**Direction:** Find every line with the word "data" and give their count, nothing else.

**Entries taken from a collection:**
******************************

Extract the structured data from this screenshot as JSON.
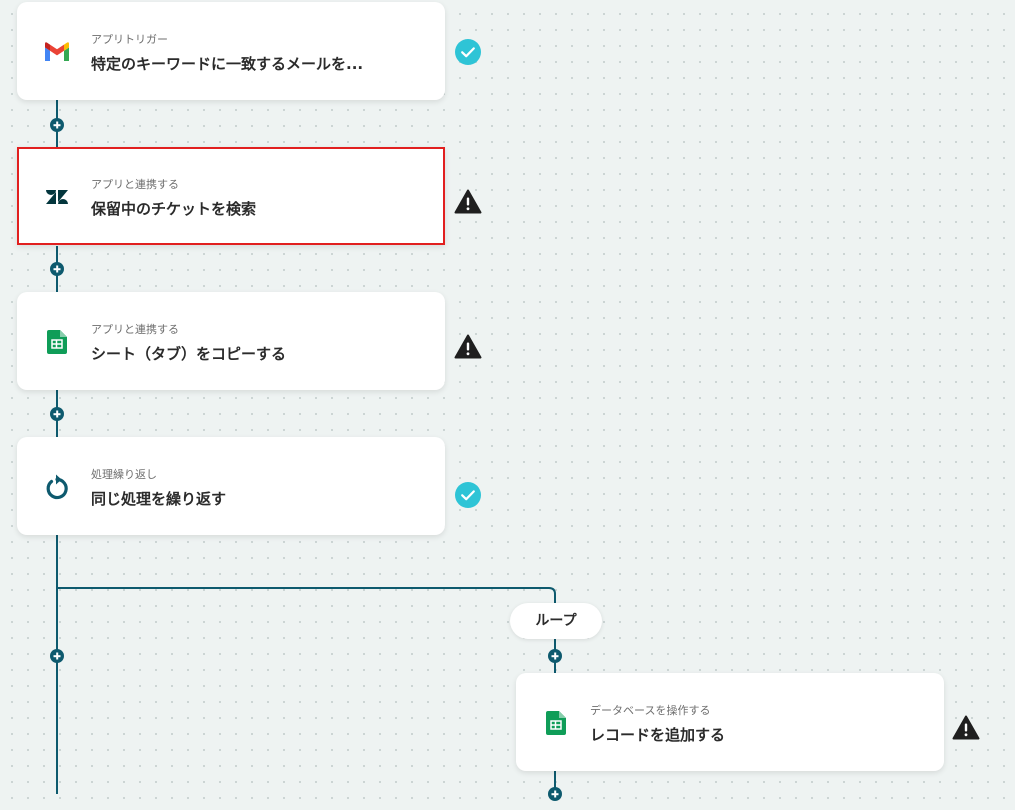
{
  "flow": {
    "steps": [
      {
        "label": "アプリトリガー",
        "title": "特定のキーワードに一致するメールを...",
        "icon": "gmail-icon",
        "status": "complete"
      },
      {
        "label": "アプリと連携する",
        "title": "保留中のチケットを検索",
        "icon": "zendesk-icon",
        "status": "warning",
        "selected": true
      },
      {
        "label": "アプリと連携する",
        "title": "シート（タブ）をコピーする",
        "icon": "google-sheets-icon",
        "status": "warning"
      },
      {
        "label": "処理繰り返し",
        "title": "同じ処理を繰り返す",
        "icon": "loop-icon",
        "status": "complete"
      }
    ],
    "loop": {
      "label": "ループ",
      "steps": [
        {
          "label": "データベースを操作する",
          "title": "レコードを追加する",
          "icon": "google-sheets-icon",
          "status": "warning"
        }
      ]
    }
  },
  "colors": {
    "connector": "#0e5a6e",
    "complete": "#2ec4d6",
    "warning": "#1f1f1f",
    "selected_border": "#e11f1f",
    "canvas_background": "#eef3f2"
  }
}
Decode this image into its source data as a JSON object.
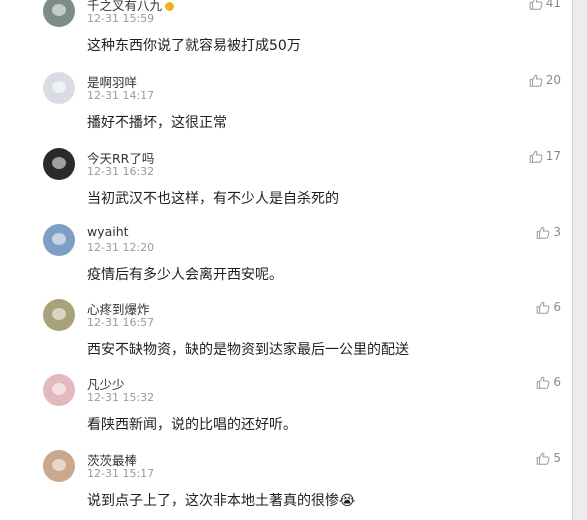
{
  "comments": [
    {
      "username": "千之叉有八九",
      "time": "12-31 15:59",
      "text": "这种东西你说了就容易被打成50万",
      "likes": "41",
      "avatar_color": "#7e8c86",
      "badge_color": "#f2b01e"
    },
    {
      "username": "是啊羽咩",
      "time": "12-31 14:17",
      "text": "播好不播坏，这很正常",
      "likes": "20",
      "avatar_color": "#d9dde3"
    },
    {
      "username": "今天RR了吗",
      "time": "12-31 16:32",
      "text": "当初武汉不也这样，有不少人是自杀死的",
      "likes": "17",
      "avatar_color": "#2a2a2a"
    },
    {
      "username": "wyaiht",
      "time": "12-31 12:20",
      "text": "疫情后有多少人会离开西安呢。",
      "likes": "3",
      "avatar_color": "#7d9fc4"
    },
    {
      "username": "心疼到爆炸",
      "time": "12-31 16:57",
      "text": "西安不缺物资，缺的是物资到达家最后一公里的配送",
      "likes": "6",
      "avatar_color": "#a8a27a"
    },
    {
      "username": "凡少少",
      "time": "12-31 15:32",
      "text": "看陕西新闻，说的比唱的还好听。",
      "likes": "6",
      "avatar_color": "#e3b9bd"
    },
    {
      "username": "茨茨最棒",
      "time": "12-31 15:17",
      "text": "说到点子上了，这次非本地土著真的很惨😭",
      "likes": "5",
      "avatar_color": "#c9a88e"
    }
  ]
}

******************************

**Response to this task:** 2